■ EXERCISE TASK:
Filter the records below and copy every line containing the word "Cost".

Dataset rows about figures
** Begin **

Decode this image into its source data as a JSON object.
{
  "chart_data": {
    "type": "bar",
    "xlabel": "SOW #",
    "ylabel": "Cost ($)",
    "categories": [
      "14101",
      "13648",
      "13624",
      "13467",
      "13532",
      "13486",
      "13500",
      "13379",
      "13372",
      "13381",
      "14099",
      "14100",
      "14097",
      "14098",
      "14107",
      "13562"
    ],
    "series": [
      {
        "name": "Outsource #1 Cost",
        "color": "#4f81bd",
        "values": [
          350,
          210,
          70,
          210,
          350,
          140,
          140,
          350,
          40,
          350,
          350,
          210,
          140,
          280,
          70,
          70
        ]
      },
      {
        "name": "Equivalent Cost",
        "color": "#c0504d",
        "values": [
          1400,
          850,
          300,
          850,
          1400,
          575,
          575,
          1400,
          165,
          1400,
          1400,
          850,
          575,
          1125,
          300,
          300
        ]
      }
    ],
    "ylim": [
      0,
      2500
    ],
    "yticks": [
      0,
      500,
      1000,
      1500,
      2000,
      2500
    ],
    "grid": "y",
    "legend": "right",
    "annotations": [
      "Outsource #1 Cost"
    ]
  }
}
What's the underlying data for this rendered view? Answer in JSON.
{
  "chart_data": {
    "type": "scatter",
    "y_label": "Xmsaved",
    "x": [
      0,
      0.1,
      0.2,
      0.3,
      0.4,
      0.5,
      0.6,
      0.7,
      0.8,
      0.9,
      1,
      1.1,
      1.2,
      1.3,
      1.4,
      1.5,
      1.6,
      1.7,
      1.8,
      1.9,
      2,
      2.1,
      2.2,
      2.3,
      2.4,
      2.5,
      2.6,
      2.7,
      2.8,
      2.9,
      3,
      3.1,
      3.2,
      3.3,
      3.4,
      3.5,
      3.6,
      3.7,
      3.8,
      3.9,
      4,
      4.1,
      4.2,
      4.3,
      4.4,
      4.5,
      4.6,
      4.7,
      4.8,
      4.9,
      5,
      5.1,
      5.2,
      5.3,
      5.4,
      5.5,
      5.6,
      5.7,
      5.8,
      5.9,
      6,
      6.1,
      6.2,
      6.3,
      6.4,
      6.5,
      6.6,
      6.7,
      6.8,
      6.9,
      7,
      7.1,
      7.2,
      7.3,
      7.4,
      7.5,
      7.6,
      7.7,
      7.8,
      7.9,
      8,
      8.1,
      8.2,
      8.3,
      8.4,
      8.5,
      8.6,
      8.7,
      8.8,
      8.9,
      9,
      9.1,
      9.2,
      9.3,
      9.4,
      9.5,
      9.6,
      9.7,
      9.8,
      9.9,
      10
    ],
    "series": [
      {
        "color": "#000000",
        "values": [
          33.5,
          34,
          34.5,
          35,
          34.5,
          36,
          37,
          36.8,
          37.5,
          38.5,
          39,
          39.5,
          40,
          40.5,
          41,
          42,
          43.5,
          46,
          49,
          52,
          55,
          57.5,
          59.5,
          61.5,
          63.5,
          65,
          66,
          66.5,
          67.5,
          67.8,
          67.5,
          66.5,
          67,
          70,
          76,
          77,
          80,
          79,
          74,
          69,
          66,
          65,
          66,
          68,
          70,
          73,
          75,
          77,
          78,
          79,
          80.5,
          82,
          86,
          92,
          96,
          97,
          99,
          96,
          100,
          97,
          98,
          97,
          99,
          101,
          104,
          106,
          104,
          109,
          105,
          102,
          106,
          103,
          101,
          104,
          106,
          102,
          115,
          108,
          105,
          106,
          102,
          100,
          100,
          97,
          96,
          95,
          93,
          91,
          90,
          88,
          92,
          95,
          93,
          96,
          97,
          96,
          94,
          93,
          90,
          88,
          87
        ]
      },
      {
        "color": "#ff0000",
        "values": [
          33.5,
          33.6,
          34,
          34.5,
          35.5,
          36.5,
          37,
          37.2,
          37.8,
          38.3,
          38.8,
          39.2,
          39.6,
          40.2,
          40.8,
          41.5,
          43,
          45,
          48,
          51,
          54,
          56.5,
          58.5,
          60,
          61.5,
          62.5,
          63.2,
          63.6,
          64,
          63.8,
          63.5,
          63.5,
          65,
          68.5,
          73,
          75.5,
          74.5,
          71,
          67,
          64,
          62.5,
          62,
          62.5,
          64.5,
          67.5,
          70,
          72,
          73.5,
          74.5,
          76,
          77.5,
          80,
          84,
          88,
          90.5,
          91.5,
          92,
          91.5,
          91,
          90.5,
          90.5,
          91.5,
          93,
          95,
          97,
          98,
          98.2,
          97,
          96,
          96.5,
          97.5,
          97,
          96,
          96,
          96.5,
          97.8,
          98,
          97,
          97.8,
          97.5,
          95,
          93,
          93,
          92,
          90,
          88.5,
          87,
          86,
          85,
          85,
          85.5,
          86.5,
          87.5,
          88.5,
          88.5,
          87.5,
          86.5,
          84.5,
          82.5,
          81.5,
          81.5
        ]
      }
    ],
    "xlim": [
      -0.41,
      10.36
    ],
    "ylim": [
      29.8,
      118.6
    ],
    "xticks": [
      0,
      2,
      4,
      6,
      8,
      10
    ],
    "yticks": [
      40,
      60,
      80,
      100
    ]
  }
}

** End **
** Begin **

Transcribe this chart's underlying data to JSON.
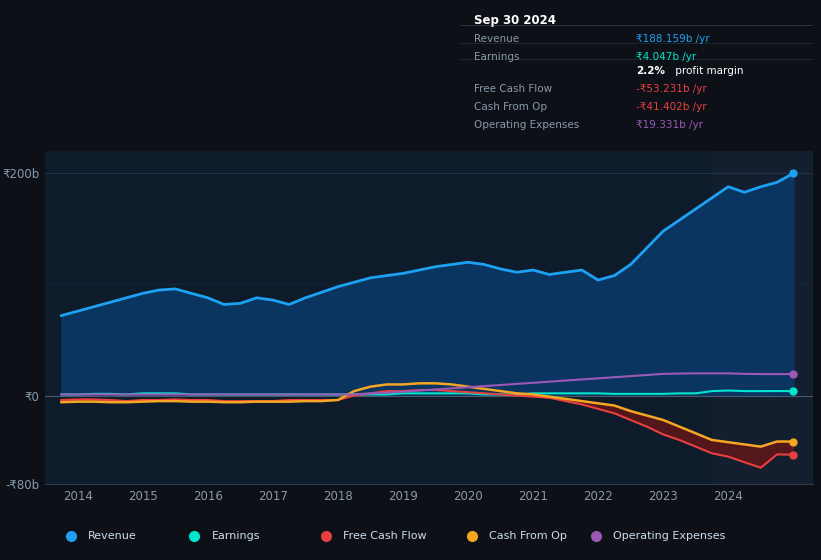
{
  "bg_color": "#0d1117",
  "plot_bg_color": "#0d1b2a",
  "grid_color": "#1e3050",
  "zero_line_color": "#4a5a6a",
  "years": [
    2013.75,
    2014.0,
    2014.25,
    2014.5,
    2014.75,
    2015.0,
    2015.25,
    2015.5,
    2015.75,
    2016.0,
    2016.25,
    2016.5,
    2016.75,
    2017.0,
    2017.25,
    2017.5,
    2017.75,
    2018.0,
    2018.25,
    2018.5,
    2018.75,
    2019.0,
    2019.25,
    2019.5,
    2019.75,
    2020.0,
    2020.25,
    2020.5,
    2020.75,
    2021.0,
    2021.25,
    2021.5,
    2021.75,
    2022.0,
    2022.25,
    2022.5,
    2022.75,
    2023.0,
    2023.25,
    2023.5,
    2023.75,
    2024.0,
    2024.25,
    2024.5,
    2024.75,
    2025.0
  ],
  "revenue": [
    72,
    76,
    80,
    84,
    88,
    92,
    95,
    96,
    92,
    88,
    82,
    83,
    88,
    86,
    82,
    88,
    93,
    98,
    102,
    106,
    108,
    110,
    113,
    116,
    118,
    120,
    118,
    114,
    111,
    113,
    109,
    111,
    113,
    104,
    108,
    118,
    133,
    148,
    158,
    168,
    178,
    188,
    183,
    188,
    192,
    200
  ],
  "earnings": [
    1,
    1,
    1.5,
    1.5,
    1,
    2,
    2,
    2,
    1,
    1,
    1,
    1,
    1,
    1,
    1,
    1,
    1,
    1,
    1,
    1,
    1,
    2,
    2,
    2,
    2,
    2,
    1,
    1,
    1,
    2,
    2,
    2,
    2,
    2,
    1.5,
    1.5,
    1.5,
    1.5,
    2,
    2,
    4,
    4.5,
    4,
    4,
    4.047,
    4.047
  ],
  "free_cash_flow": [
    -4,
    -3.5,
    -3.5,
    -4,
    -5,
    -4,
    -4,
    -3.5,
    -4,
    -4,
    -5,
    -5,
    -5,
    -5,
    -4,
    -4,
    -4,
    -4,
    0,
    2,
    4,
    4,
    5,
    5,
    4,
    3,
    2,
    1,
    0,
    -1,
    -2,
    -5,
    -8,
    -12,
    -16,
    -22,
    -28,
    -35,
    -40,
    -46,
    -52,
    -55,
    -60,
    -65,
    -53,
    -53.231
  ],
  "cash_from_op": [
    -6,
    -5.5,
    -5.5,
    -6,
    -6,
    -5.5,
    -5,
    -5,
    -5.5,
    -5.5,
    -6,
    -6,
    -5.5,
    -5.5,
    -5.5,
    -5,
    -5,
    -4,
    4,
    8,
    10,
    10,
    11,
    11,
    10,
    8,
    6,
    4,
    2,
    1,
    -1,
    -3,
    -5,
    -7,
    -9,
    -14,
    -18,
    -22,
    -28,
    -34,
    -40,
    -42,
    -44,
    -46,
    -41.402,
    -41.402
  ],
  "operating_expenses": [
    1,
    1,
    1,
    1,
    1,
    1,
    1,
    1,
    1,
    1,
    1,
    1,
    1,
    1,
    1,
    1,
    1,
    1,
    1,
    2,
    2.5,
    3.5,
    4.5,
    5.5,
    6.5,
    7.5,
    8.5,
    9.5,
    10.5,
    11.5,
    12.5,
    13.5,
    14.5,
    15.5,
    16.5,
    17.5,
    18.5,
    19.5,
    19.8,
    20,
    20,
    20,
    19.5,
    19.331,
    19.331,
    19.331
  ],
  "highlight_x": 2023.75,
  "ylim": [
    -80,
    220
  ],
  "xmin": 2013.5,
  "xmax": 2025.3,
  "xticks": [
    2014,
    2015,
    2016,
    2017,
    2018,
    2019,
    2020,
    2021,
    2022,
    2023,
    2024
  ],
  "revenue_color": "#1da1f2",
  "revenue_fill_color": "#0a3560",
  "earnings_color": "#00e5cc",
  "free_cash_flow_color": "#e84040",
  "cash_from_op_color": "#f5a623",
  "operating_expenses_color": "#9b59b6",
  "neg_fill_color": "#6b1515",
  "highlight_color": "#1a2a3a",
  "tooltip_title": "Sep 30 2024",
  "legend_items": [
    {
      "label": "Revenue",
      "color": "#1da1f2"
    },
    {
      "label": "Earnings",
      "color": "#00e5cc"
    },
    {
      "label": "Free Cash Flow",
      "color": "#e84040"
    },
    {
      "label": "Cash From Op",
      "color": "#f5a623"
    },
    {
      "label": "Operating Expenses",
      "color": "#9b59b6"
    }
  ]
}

** End **

■ ANSWER:
    "ylabel": "Cost ($)",
        "name": "Outsource #1 Cost",
        "name": "Equivalent Cost",
      "Outsource #1 Cost"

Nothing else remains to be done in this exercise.